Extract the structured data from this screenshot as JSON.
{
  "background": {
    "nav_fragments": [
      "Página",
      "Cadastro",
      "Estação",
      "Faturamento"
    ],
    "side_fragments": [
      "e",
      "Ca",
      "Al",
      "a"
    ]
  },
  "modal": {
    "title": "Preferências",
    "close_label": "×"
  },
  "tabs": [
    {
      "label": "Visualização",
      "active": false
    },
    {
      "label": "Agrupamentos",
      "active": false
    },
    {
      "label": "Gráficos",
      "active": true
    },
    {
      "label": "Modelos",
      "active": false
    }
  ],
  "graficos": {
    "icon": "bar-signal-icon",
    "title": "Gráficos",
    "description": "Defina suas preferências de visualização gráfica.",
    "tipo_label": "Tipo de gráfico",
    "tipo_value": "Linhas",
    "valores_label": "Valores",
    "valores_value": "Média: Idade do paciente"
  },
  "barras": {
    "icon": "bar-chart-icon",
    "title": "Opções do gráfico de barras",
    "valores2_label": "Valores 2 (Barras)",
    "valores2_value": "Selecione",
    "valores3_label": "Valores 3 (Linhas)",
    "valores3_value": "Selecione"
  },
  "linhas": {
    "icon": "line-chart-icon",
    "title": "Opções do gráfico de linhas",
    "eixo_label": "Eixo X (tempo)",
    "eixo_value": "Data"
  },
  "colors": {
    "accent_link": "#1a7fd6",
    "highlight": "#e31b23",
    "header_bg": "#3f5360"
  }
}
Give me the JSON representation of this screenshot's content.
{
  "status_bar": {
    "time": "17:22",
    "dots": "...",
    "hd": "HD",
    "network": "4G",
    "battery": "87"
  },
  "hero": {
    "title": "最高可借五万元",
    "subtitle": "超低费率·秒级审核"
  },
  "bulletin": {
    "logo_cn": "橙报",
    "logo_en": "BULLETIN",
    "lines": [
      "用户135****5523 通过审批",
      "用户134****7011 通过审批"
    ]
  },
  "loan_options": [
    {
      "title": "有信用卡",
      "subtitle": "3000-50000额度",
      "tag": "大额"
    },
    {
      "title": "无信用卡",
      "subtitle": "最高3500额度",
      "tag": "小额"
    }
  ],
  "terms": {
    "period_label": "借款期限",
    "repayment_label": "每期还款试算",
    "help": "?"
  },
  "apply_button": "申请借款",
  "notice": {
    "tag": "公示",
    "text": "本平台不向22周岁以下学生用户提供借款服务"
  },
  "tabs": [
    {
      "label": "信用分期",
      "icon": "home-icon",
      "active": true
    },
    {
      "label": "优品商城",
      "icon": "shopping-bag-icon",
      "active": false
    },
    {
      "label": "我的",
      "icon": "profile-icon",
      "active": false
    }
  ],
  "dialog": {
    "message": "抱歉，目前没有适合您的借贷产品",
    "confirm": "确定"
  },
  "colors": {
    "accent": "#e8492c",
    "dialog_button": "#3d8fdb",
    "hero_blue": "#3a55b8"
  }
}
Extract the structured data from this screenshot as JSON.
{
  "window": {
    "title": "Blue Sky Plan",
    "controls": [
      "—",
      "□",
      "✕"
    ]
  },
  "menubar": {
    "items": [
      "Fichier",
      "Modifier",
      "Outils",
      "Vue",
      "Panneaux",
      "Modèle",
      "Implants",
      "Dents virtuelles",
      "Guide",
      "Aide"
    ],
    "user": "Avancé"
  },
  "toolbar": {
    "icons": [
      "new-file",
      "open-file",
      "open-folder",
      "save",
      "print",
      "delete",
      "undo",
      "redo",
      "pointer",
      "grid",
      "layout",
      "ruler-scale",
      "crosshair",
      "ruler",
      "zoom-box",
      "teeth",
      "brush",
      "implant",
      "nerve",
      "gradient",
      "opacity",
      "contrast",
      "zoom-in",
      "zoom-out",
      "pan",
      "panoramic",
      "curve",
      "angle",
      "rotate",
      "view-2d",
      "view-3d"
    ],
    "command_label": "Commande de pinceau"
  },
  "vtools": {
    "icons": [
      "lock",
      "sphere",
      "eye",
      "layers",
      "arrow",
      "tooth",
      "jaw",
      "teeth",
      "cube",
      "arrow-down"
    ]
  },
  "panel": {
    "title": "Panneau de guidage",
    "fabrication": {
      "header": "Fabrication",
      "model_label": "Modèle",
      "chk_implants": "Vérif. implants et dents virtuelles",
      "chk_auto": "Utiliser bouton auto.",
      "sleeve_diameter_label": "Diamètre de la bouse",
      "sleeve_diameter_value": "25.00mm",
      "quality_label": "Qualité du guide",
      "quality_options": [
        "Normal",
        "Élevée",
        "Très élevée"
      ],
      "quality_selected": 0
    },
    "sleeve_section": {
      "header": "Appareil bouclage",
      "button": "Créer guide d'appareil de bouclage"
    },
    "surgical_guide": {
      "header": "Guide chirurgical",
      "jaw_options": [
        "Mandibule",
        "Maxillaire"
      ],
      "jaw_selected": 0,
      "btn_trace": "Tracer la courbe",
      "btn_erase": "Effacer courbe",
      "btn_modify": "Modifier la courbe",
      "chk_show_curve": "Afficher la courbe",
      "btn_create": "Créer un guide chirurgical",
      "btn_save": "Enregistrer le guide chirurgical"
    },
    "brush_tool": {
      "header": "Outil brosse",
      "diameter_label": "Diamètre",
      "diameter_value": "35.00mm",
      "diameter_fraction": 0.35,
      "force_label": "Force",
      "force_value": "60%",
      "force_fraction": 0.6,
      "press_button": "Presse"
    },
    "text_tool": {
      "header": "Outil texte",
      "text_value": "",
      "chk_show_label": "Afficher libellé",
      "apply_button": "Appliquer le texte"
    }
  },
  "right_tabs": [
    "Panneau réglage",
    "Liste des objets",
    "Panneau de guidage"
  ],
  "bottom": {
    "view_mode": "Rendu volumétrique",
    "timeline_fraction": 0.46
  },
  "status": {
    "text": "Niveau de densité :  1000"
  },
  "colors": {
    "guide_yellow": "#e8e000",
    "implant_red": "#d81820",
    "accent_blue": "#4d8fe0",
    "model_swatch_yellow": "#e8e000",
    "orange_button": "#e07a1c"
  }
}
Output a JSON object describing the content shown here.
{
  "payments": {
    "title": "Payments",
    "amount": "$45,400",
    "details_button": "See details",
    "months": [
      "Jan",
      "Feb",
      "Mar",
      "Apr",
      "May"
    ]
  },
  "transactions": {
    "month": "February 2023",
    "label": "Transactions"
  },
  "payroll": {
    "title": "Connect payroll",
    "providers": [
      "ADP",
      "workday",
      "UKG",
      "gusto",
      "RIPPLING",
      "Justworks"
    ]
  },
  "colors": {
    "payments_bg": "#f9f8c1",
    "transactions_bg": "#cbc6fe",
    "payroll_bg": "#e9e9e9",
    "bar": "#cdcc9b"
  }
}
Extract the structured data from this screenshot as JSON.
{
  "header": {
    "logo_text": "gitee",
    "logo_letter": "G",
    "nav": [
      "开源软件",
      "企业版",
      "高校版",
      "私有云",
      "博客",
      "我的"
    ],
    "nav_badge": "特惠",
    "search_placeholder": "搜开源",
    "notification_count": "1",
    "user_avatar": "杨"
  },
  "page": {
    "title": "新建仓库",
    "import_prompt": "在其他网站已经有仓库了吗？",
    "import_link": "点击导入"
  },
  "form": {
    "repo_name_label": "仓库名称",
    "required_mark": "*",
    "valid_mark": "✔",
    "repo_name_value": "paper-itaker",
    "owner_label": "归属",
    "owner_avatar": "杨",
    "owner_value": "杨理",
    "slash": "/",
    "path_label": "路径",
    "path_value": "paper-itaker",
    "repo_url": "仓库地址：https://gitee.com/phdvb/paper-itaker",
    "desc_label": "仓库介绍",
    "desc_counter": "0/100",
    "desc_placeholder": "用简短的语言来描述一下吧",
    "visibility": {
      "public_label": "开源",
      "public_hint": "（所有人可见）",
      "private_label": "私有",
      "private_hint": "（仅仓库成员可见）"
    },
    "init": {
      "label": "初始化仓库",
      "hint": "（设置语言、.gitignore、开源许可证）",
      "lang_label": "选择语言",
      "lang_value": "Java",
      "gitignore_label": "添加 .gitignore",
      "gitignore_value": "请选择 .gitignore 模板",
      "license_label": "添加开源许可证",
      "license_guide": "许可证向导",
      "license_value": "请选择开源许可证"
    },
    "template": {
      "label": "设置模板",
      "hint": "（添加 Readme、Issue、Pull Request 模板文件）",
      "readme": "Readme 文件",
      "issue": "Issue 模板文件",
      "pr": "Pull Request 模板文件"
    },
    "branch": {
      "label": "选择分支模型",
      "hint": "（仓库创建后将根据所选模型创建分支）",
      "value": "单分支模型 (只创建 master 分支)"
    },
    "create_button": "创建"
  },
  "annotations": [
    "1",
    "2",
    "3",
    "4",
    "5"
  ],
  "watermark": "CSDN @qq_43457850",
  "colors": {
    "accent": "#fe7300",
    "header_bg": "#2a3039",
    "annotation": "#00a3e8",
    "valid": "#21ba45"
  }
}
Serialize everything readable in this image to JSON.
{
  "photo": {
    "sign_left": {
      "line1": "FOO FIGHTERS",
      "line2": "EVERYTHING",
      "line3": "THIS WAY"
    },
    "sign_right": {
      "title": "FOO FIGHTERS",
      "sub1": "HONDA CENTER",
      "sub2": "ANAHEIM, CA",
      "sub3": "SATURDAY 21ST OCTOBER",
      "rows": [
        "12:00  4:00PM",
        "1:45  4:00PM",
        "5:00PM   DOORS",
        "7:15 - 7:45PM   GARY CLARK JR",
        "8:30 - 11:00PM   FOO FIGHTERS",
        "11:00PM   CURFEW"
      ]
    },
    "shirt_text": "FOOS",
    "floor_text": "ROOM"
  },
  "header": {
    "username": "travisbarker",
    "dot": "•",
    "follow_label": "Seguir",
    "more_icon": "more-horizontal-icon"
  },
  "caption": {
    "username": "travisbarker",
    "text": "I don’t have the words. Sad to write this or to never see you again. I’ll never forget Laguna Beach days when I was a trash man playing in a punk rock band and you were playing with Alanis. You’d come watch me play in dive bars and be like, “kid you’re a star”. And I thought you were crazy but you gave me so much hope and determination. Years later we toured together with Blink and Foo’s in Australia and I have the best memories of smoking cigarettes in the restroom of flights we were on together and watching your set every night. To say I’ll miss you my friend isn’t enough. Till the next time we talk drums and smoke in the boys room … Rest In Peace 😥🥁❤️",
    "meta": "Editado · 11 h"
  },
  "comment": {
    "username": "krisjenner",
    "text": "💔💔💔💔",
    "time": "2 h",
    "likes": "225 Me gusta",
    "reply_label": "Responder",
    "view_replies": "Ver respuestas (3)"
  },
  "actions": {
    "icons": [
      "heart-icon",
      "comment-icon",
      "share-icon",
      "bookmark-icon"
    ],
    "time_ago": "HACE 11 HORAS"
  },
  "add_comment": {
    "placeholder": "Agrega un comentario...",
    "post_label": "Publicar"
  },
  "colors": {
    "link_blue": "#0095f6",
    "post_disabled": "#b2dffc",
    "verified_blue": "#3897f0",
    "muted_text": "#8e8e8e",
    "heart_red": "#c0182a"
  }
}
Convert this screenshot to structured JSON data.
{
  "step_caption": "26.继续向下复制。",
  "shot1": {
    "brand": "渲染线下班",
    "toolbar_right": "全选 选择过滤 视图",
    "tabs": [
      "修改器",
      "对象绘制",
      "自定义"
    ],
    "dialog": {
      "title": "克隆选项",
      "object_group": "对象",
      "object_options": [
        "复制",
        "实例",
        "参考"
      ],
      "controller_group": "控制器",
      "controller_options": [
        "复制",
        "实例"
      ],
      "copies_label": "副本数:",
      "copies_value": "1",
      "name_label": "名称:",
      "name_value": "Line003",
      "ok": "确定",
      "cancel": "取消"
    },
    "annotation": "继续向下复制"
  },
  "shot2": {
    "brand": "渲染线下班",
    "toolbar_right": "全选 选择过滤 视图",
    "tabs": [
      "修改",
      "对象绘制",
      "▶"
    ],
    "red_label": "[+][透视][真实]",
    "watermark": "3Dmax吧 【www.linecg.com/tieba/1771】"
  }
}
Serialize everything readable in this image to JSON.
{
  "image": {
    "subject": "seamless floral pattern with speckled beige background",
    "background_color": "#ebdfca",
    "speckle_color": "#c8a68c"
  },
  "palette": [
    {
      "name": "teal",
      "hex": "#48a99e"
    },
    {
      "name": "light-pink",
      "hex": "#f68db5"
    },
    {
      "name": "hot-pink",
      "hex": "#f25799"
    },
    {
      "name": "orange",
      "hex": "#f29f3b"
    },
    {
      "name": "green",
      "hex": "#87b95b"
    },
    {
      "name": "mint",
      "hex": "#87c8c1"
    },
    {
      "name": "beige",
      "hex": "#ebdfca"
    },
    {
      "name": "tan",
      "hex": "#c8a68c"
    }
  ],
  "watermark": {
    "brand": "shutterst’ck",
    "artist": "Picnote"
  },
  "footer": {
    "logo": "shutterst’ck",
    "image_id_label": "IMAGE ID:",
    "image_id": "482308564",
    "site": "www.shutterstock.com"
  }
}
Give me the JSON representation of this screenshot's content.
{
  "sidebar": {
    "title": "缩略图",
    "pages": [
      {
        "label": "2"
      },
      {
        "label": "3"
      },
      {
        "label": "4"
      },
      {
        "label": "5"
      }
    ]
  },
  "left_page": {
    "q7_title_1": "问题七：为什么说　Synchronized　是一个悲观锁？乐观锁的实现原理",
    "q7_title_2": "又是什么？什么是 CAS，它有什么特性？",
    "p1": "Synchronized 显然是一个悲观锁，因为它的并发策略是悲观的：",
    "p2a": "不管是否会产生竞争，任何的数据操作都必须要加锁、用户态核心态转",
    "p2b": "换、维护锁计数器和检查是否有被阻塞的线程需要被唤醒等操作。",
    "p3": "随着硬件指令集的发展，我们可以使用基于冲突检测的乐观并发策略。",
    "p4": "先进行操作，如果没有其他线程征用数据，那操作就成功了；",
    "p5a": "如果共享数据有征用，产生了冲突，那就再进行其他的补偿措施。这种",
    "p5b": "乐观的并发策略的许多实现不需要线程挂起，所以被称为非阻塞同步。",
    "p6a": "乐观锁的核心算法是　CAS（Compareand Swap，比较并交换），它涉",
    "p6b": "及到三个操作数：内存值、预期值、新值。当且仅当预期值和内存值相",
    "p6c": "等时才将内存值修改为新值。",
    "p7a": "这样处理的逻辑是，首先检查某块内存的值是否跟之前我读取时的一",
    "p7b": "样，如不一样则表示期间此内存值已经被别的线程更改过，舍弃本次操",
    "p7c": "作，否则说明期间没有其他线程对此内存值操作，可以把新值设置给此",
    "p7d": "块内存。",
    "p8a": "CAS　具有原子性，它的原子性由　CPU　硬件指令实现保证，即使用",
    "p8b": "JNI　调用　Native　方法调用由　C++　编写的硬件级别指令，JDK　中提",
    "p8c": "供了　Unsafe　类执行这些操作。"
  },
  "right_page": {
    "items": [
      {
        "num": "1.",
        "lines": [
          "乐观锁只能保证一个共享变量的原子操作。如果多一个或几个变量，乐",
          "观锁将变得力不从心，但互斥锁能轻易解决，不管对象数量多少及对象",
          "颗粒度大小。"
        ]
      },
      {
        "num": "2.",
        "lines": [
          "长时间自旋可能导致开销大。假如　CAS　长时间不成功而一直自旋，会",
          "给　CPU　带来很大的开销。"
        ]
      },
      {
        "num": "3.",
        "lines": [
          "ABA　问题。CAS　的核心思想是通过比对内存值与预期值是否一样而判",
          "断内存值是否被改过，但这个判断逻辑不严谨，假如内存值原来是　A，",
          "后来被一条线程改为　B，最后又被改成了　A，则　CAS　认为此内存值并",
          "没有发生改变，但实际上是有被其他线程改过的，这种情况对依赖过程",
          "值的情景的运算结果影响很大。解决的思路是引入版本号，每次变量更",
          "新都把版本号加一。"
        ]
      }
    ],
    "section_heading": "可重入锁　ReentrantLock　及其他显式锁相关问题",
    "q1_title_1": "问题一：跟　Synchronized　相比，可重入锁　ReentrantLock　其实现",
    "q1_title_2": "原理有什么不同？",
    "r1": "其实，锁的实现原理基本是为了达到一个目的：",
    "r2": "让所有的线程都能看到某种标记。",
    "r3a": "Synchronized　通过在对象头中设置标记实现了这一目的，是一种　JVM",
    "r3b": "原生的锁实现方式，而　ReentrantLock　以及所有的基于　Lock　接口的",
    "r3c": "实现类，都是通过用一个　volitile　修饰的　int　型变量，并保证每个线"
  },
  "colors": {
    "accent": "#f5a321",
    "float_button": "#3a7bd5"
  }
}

***

__Exercise brief__: Scan the material above. Return every line containing the string "virtuelles".

__Answer to this problem__:
      "Dents virtuelles",
      "chk_implants": "Vérif. implants et dents virtuelles",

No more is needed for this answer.